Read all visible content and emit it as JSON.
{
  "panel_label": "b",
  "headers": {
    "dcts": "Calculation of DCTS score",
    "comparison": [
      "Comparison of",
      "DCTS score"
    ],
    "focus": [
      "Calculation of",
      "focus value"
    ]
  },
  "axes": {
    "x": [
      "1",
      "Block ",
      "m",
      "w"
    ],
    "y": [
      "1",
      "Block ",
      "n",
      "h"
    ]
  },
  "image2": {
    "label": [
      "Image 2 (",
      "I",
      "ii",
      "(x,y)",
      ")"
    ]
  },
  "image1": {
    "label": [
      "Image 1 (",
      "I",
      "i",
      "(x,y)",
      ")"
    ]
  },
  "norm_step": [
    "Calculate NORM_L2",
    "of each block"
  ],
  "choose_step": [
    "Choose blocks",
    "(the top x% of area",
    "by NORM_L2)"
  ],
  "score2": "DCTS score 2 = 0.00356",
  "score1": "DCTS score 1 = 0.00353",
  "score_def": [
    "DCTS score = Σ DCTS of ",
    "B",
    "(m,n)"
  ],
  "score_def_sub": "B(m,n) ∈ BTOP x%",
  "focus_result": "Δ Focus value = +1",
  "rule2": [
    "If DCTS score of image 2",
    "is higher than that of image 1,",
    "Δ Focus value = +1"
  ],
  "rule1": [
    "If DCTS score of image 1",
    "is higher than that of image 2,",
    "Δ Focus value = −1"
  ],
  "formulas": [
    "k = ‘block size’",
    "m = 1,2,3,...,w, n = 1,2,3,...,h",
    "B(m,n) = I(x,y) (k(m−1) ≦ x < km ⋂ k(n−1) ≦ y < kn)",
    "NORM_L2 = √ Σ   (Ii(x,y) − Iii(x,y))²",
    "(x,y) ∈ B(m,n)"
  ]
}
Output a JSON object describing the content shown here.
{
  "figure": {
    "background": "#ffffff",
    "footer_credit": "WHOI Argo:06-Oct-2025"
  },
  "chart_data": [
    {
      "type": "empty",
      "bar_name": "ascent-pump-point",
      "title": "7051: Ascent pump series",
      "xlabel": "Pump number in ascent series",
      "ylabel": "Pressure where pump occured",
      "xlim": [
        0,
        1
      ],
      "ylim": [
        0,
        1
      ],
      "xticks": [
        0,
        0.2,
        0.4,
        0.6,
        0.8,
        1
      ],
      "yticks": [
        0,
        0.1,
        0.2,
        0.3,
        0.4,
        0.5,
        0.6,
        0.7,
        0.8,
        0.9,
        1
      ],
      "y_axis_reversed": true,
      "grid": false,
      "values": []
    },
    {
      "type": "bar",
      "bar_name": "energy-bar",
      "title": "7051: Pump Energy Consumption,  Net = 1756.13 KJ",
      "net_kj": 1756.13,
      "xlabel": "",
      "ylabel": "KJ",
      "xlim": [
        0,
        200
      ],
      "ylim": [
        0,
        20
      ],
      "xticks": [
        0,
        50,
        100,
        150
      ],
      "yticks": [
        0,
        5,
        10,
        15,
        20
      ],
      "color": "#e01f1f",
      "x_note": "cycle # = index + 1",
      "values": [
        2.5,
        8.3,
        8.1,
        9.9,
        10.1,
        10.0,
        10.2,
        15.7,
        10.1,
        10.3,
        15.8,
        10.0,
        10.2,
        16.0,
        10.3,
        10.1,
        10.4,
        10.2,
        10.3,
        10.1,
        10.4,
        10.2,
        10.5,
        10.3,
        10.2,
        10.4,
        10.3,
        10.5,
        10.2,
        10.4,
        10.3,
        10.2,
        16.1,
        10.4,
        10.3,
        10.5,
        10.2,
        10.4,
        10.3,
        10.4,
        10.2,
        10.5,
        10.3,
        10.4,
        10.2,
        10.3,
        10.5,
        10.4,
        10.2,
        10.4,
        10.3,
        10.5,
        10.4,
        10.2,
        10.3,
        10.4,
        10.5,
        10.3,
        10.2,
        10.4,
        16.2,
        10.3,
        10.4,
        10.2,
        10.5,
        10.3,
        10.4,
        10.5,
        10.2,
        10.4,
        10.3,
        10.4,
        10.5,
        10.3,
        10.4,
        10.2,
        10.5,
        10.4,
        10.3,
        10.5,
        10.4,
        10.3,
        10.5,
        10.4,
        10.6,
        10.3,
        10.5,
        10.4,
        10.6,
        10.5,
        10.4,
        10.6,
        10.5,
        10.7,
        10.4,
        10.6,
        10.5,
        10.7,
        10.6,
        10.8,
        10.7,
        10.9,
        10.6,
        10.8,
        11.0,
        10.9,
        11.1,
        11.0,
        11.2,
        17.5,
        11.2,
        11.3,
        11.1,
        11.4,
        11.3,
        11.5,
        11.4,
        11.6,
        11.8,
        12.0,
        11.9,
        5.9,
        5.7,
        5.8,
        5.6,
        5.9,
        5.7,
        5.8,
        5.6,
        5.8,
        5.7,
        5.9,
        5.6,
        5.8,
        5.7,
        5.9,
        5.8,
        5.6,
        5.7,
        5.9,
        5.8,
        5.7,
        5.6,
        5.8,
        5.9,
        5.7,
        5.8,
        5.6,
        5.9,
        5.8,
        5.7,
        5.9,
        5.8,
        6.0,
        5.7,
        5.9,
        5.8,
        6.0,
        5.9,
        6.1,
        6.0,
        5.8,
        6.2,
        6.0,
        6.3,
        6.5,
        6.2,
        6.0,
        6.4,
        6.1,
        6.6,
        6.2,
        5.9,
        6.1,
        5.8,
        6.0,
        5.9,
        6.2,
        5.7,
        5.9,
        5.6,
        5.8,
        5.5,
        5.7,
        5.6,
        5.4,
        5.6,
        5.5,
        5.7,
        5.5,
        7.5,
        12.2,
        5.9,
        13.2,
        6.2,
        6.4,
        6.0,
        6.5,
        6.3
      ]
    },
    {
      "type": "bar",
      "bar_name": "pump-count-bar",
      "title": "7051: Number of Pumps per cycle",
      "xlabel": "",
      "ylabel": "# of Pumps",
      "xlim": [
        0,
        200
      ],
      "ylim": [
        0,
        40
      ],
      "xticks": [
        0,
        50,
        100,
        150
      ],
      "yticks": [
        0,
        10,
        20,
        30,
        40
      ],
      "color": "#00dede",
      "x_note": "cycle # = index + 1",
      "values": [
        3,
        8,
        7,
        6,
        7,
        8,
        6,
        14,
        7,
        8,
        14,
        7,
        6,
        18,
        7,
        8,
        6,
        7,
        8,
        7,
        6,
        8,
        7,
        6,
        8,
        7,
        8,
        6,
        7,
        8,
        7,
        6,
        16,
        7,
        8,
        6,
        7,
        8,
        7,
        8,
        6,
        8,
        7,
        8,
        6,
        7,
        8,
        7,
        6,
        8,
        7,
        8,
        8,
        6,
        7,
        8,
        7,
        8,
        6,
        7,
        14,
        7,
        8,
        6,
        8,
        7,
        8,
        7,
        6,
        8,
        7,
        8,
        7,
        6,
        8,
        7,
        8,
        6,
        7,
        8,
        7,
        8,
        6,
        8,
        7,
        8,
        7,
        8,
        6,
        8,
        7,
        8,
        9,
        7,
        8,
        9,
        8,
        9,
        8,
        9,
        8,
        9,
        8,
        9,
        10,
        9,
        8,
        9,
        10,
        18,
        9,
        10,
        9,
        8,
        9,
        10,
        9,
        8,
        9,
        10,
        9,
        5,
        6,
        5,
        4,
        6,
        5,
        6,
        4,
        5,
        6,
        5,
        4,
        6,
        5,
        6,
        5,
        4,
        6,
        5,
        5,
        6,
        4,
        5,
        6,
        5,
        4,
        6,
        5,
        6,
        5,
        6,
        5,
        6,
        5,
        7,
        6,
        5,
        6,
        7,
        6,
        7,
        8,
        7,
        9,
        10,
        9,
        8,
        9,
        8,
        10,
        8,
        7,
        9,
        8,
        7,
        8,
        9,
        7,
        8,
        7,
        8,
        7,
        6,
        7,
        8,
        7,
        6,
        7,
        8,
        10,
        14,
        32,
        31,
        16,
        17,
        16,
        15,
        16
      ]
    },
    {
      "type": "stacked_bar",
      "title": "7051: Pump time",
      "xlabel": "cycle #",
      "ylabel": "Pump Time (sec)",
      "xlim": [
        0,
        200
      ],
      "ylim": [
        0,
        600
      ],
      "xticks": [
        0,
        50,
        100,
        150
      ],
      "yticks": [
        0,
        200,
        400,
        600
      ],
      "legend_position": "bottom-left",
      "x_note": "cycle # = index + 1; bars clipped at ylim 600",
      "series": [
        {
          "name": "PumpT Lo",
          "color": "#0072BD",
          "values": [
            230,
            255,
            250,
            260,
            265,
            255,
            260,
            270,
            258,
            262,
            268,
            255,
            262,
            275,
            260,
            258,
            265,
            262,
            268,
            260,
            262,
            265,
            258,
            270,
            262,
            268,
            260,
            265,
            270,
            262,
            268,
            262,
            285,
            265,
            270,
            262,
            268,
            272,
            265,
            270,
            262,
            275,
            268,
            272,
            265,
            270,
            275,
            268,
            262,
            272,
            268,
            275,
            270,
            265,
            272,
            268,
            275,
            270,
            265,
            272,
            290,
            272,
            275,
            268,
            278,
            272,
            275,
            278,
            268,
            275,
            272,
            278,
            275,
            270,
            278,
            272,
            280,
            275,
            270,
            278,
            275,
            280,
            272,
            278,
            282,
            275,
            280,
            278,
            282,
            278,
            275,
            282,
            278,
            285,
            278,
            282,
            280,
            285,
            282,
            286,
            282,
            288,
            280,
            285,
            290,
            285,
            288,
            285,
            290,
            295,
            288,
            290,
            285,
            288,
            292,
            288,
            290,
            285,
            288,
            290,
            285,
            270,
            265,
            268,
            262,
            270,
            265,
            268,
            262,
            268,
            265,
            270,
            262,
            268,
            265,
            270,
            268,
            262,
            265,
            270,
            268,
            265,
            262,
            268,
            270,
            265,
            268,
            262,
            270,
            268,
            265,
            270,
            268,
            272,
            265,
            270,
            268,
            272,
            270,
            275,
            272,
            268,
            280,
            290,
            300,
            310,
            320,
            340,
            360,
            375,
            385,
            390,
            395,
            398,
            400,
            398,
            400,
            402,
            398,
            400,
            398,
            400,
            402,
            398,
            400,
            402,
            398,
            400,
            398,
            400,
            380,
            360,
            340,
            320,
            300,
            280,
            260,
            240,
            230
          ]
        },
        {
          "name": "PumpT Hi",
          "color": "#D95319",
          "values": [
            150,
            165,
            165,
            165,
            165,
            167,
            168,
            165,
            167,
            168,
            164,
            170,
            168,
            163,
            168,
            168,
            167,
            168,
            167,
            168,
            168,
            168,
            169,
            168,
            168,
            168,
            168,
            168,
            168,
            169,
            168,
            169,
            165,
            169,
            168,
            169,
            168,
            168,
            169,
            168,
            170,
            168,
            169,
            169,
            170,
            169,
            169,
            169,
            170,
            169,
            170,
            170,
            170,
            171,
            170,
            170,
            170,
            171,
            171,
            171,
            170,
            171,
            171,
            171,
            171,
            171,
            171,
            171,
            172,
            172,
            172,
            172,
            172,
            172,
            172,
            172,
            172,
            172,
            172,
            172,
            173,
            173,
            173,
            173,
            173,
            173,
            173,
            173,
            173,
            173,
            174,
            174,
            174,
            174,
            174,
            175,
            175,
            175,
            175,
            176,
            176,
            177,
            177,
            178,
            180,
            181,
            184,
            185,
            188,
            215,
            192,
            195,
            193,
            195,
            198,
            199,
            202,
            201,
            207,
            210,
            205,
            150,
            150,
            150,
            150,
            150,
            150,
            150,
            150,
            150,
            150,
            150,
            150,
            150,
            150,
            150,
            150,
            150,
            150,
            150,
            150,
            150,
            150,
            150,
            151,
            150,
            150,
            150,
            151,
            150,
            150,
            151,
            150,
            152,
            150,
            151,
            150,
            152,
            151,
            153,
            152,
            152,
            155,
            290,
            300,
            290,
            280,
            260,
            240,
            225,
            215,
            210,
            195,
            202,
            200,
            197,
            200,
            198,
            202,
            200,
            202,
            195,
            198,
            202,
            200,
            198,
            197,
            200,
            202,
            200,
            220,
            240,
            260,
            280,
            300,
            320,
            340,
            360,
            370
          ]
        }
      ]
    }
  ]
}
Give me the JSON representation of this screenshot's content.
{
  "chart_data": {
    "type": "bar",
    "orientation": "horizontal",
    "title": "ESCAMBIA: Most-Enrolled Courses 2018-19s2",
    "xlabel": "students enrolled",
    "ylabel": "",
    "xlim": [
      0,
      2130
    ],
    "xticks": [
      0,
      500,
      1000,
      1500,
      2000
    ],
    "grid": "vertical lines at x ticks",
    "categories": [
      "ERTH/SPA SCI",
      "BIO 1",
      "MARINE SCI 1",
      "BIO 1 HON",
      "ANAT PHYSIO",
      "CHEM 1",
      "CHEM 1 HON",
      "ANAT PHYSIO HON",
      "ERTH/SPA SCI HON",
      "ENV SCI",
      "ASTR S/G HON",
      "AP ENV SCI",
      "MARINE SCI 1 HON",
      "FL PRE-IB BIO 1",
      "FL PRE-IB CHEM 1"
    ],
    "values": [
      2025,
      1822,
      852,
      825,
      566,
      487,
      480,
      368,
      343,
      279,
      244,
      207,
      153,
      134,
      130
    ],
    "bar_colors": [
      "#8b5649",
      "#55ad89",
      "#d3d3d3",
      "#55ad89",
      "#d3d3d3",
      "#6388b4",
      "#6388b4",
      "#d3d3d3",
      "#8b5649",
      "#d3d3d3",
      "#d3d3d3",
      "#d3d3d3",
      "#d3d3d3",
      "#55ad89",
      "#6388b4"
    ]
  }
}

┄┄┄┄┄┄┄┄┄┄

Exercise prompt → From the line with "Give me the" to the last line of the material, give every line again exactly, and only those lines.

Exercise solution →
Give me the JSON representation of this screenshot's content.
{
  "chart_data": {
    "type": "bar",
    "orientation": "horizontal",
    "title": "ESCAMBIA: Most-Enrolled Courses 2018-19s2",
    "xlabel": "students enrolled",
    "ylabel": "",
    "xlim": [
      0,
      2130
    ],
    "xticks": [
      0,
      500,
      1000,
      1500,
      2000
    ],
    "grid": "vertical lines at x ticks",
    "categories": [
      "ERTH/SPA SCI",
      "BIO 1",
      "MARINE SCI 1",
      "BIO 1 HON",
      "ANAT PHYSIO",
      "CHEM 1",
      "CHEM 1 HON",
      "ANAT PHYSIO HON",
      "ERTH/SPA SCI HON",
      "ENV SCI",
      "ASTR S/G HON",
      "AP ENV SCI",
      "MARINE SCI 1 HON",
      "FL PRE-IB BIO 1",
      "FL PRE-IB CHEM 1"
    ],
    "values": [
      2025,
      1822,
      852,
      825,
      566,
      487,
      480,
      368,
      343,
      279,
      244,
      207,
      153,
      134,
      130
    ],
    "bar_colors": [
      "#8b5649",
      "#55ad89",
      "#d3d3d3",
      "#55ad89",
      "#d3d3d3",
      "#6388b4",
      "#6388b4",
      "#d3d3d3",
      "#8b5649",
      "#d3d3d3",
      "#d3d3d3",
      "#d3d3d3",
      "#d3d3d3",
      "#55ad89",
      "#6388b4"
    ]
  }
}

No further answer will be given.